#### [EXTRACTO DEL DOCUMENTO]
↓

Dictadura

Habitamos la distopía

En este territorio capturado por Chile no es necesario ocultar nada.

Hace poco un periodista económico británico señalaba, con preocupación y espanto, cómo Chile podía llegar a ser el futuro de EE.UU. Apuntaba a que las condiciones de vida, o mejor, las condiciones político-sociales de los trabajadores chilenos eran similares a la esclavitud del siglo XIX

¿Quién que habite esta franja de tierra e intente reproducir materialmente su vida, o simplemente esté atentx, podría estar en desacuerdo con tal afirmación? Nadie que no esté mintiendo o no le convenga, o bien, no tenga mucho tiempo. La posibilidad de volver visible lo evidente está para cualquier inteligencia que se tome el tiempo de leer el libro de la contemporaneidad. No hay necesidad de ningún iluminado. Aún así, un matiz sería oportuno: estas condiciones político-sociales son también infinitamente distintas.

En esta metrópolis post-apocalíptica, los esclavos estamos indefectiblemente movilizados.

No solo estamos brutalmente ocupados, sino que las condiciones de realización individual atan de por vida a la mantención del movimiento. Se trata de esclavos que no pueden detenerse, no pueden aquietarse, no pueden no estar autoconminados a la gestión de su vida, y con ello asegurar la perpetuación y naturalización de la acumulación. Ya saben, se trata de la producción de deseos y de la imposición de la deuda, de su gestión, de su rentabilización, de su incorporación funcional a la máquina neoliberal.

Se han dispuesto, en este experimento constantemente renovado, una serie de dispositivos que tienen como fin armonizar la división objetiva del mundo,  o sea el mundo según los dominantes, según los ricos entre los ricos; con los esquemas subjetivos de apreciación, con las intensidades, con los deseos, o sea con cómo vemos y valoramos al mundo y nuestras posibilidades (una descripción casi completamente acabada de éstos podría obtenerse de la lectura de las reformas decretadas desde el 78 al 86). Y así independientemente de los resultados, como la pauperización de la vida, la expansión del estrés y la depresión, la completa inseguridad laboral y vital, etc. La explicación nunca podrá negar la razón del modelo. Tal como en los libros de autoayuda, la responsable del fracaso será siempre la persona, jamás el método –le falta creer, le falta esforzarse, le falta suerte. Y así aquí en esta geografía, desde Pinochet que con altos y bajos, se ha hecho irrelevante ocultar algo.

Habitamos la distopía porque no se necesita ocultar nada. No se necesita ocultar nada porque los esclavos están movilizados y la sola posibilidad de la satisfacción de sus deseos, depende de su participación en la mantención de su esclavitud.

↑

#### [EXTRACTO DE DATOS]
↓

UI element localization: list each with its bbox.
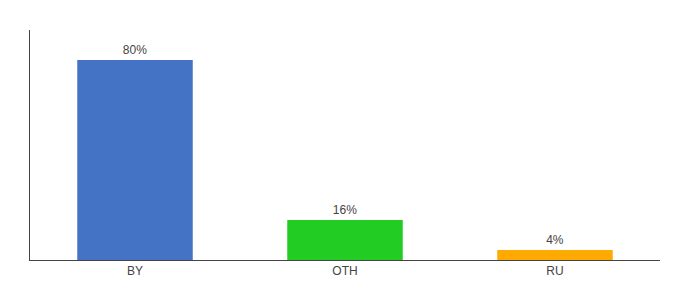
svg-text:OTH: OTH xyxy=(332,264,357,278)
svg-text:80%: 80% xyxy=(123,43,147,57)
svg-text:16%: 16% xyxy=(333,203,357,217)
svg-text:4%: 4% xyxy=(546,233,564,247)
svg-text:RU: RU xyxy=(546,264,563,278)
svg-text:BY: BY xyxy=(127,264,143,278)
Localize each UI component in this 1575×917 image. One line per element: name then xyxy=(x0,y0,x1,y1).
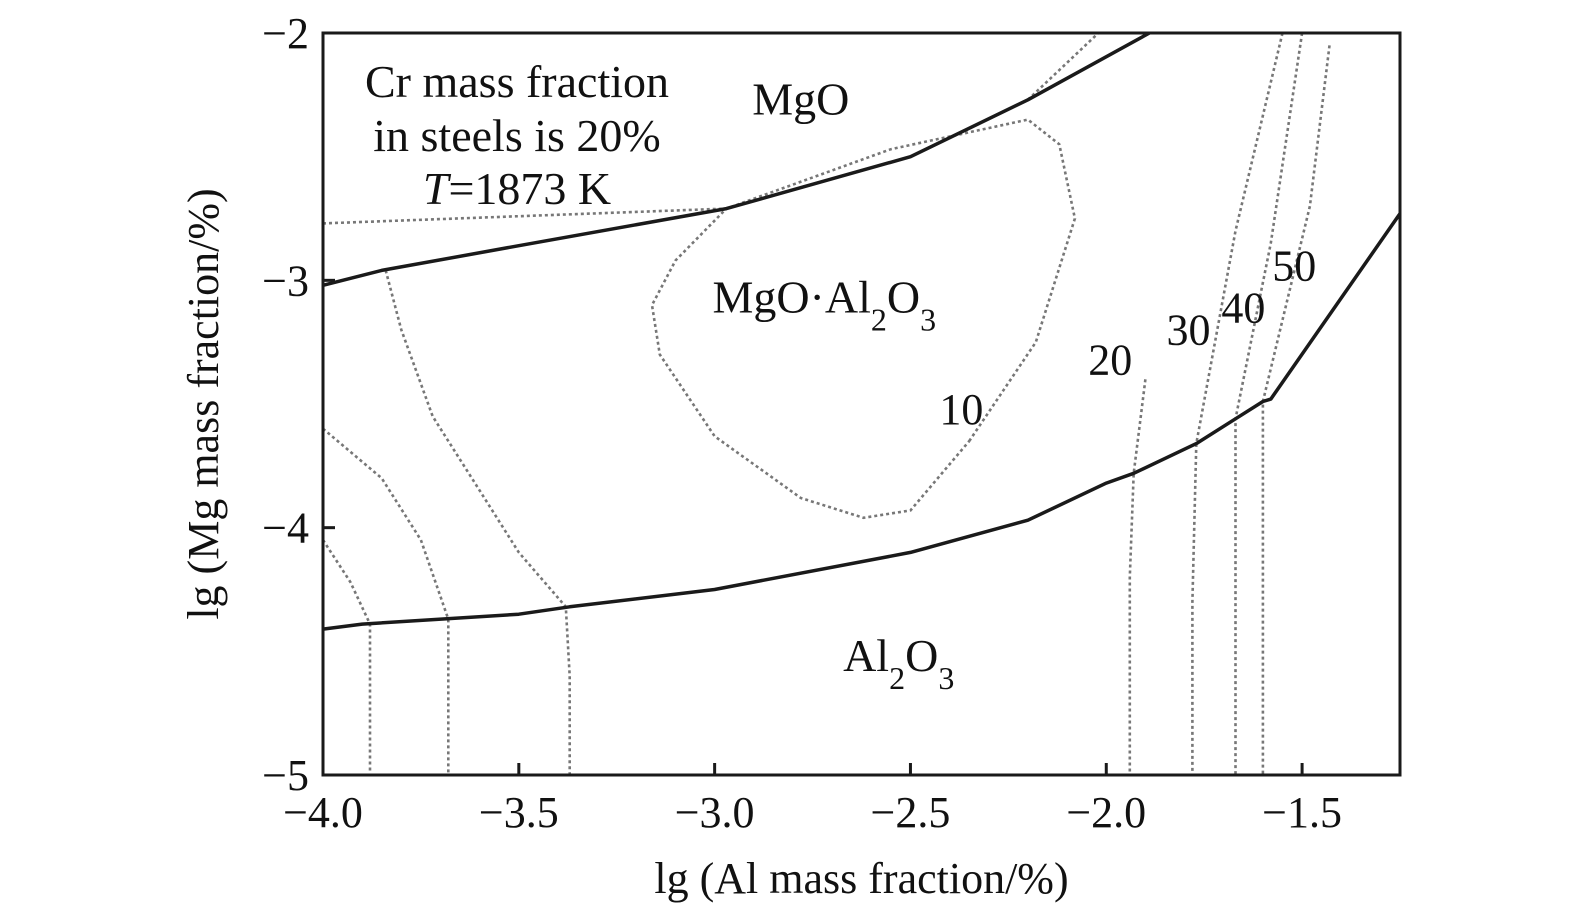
plot-frame xyxy=(321,31,1402,777)
axis-ticks: −4.0 −3.5 −3.0 −2.5 −2.0 −1.5 −5 −4 −3 −2 xyxy=(262,9,1342,837)
region-label-al2o3: Al2O3 xyxy=(843,630,954,696)
region-label-spinel: MgO·Al2O3 xyxy=(712,271,936,337)
contour-label-40: 40 xyxy=(1221,283,1265,332)
contour-line-20 xyxy=(1128,379,1147,775)
y-axis-title: lg (Mg mass fraction/%) xyxy=(179,188,228,619)
y-tick-label: −5 xyxy=(262,751,309,800)
contour-label-10: 10 xyxy=(939,385,983,434)
contour-line-10 xyxy=(650,118,1077,520)
contour-line xyxy=(322,427,450,775)
phase-boundaries xyxy=(322,31,1402,631)
x-tick-label: −3.5 xyxy=(479,788,559,837)
y-tick-label: −2 xyxy=(262,9,309,58)
x-tick-label: −1.5 xyxy=(1262,788,1342,837)
x-tick-label: −2.0 xyxy=(1066,788,1146,837)
contour-label-50: 50 xyxy=(1272,241,1316,290)
contour-line-50 xyxy=(1261,45,1331,775)
region-label-mgo: MgO xyxy=(752,74,849,125)
x-tick-label: −3.0 xyxy=(675,788,755,837)
y-tick-label: −3 xyxy=(262,256,309,305)
x-tick-label: −2.5 xyxy=(871,788,951,837)
x-tick-label: −4.0 xyxy=(283,788,363,837)
note-steel-line: in steels is 20% xyxy=(373,110,660,161)
contour-line-30 xyxy=(1191,32,1284,775)
phase-boundary-line xyxy=(322,212,1402,631)
contour-line xyxy=(322,207,727,225)
note-temperature-line: T=1873 K xyxy=(423,163,611,214)
contour-line-40 xyxy=(1234,32,1304,775)
note-cr-line: Cr mass fraction xyxy=(365,56,669,107)
contour-label-20: 20 xyxy=(1088,335,1132,384)
contour-line xyxy=(321,539,372,775)
x-axis-title: lg (Al mass fraction/%) xyxy=(654,854,1068,903)
contour-line xyxy=(384,270,571,775)
y-tick-label: −4 xyxy=(262,504,309,553)
contour-label-30: 30 xyxy=(1167,306,1211,355)
phase-boundary-line xyxy=(322,31,1151,287)
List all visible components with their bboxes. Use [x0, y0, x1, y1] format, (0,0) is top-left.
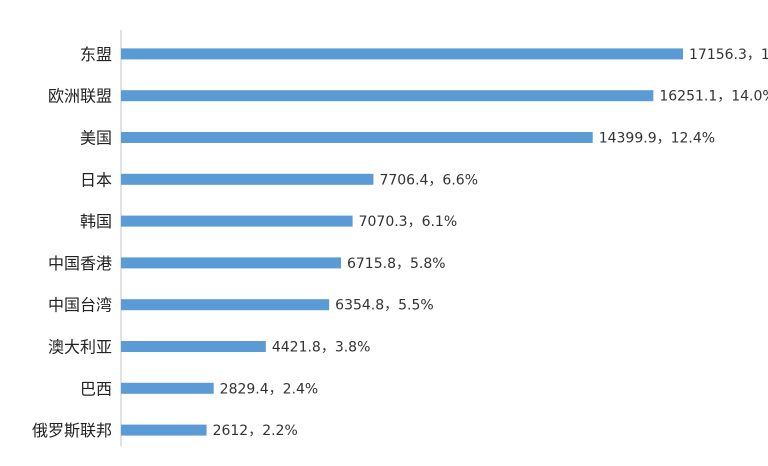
- bars-group: [121, 48, 683, 436]
- data-labels-group: 17156.3，14.8% 16251.1，14.0% 14399.9，12.4% 7…: [213, 47, 768, 439]
- data-label: 14399.9，12.4%: [599, 131, 715, 147]
- category-label: 俄罗斯联邦: [32, 421, 112, 440]
- data-label: 7706.4，6.6%: [379, 172, 478, 188]
- category-label: 中国台湾: [48, 296, 112, 315]
- category-label: 东盟: [80, 45, 112, 64]
- bar-6: [121, 299, 330, 311]
- data-label: 17156.3，14.8%: [689, 47, 768, 63]
- bar-3: [121, 173, 374, 185]
- bar-9: [121, 424, 207, 436]
- bar-0: [121, 48, 683, 60]
- bar-2: [121, 132, 593, 143]
- category-label: 澳大利亚: [48, 338, 112, 357]
- category-label: 巴西: [80, 379, 112, 398]
- data-label: 6354.8，5.5%: [335, 298, 434, 314]
- bar-5: [121, 257, 341, 269]
- bar-1: [121, 90, 654, 102]
- bar-8: [121, 382, 214, 394]
- category-label: 中国香港: [48, 254, 112, 273]
- category-label: 美国: [80, 129, 112, 148]
- data-label: 2612，2.2%: [213, 423, 298, 439]
- category-label: 日本: [80, 170, 112, 189]
- data-label: 6715.8，5.8%: [347, 256, 446, 272]
- bar-7: [121, 341, 266, 352]
- category-label: 韩国: [80, 212, 112, 231]
- data-label: 4421.8，3.8%: [272, 340, 371, 356]
- data-label: 2829.4，2.4%: [220, 381, 319, 397]
- bar-4: [121, 215, 353, 227]
- data-label: 16251.1，14.0%: [659, 89, 768, 105]
- data-label: 7070.3，6.1%: [359, 214, 458, 230]
- category-label: 欧洲联盟: [48, 87, 112, 106]
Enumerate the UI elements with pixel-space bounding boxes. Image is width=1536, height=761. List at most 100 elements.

↑

#### [OBJETIVOS]
**1)** Según el texto sobre la distopía chilena, ¿a qué se parecían las condiciones político-sociales de los trabajadores chilenos, de acuerdo con el periodista económico británico?
**2)** Reproduce de forma literal el pasaje del texto sobre la distopía chilena que va desde "Hace poco un" hasta "también infinitamente distintas.", incluidas ambas.
**3)** Prosigue el texto sobre la distopía chilena con lo que vendría después de su última oración.

#### [RESPUESTAS DEL EJERCICIO]
**1)** A la esclavitud del siglo XIX.

**2)**
Hace poco un periodista económico británico señalaba, con preocupación y espanto, cómo Chile podía llegar a ser el futuro de EE.UU. Apuntaba a que las condiciones de vida, o mejor, las condiciones político-sociales de los trabajadores chilenos eran similares a la esclavitud del siglo XIX

¿Quién que habite esta franja de tierra e intente reproducir materialmente su vida, o simplemente esté atentx, podría estar en desacuerdo con tal afirmación? Nadie que no esté mintiendo o no le convenga, o bien, no tenga mucho tiempo. La posibilidad de volver visible lo evidente está para cualquier inteligencia que se tome el tiempo de leer el libro de la contemporaneidad. No hay necesidad de ningún iluminado. Aún así, un matiz sería oportuno: estas condiciones político-sociales son también infinitamente distintas.

**3)**
No hay que ocultar nada tampoco, porque acá, en nuestra distopía la casta dominante está debidamente separada, y ha democratizado el derecho a separarse entre aquellos a los que se les impone la igualdad abstracta -la del mercado- allí donde se manifiesta su igualdad concreta -la de la necesidad del trabajo. La casta dominante no se ve, salvo cuando se deja mostrar y celebrar (en sus edificios-monumentos o en el show teletón, por ejemplo). Ha construido una ciudad fantasmagórica para ellos, y ha fractalizado a su imagen y al deseo de su imagen, la ciudad completa. En Santiago rutas veloces y exclusivas, parcialmente pagadas por nosotros los esclavos, unen un punto inmunizado con otro, asegurando en el trayecto que la mezcla sea imposible y la separación agradable.

Una fabulosa economía de la habitación consigue al mismo tiempo ahorrarle a los faraones la contemplación de las molestas miserias, y a los demás una exposición demasiado directa, poco mediatizada, de la indignidad del poder económico. La tendencia a la separación, se convierte en necesidad de la separación, y luego esta deviene valor, motor del progreso. La idea de la escala, es decir de lo cuantificable, calculable y jerarquizable, tuvo en el discurso meritocrático su filosofía políticamente correcta, la cual sostuvo la implantación del régimen gubernamental actual. Sobrevive ahora solo en su reflujo, en grotescos reclamos que apuntan al derecho a reducir al mínimo, casi aniquilar, al potencialmente molesto, y a defender el mundo que asegura la acumulación creciente.

Como en toda distopía, si aún se conserva el lenguaje jurídico por ejemplo (y se argumenta “algo” en casos como el de Larraín), no es en ningún caso para engañar a nadie, en tanto casta aquello aparecerá medianamente despreciable; sino únicamente para la mantención del código que asegura la operación de la ficción, es decir, para que el derecho mismo crea que aún tiene algo que ver con la justicia, y que por tanto, aún tiene autonomía. El lenguaje es parte del dispositivo jurídico, no tiene ninguna otra intención más que la reproducción del dispositivo –no pida jamás ponderaciones de justicia a ninguna decisión jurídica, pues no son jurídicamente relevantes. Frente a esto el ejercicio cotidiano demuestra con enceguecedora claridad la constitución de la dominación en el Chile distópico. La casta económica dominante, que incluye a la mayoría de los políticos y sus matices, ha dispuesto las leyes del mundo y el mismo mundo a su favor, y ha hecho de la eterna necesidad del movimiento de los esclavizados, una inercia casi intolerable, pero plagada de estímulos. Embrutecedoramente estimulante, lo que hace de la relación de espectador con el mundo no sólo la más difundida (del cuerpo a la política) y única legítima, sino la más deseable.

La distopía, el peor de los mundos posibles, se vive aquí y allá, y amenaza con expandirse en su versión más brutal. Chile tiene aquí un puesto de avanzada, por eso sus luchas no pueden olvidar que, como a cualquier gobierno despótico, no es posible solicitarle que distribuyan voluntariamente lo que consideran suyo por hecho y derecho, sino que aquello que se impone como necesidad, como urgencia, es definitivamente un cambio de Régimen.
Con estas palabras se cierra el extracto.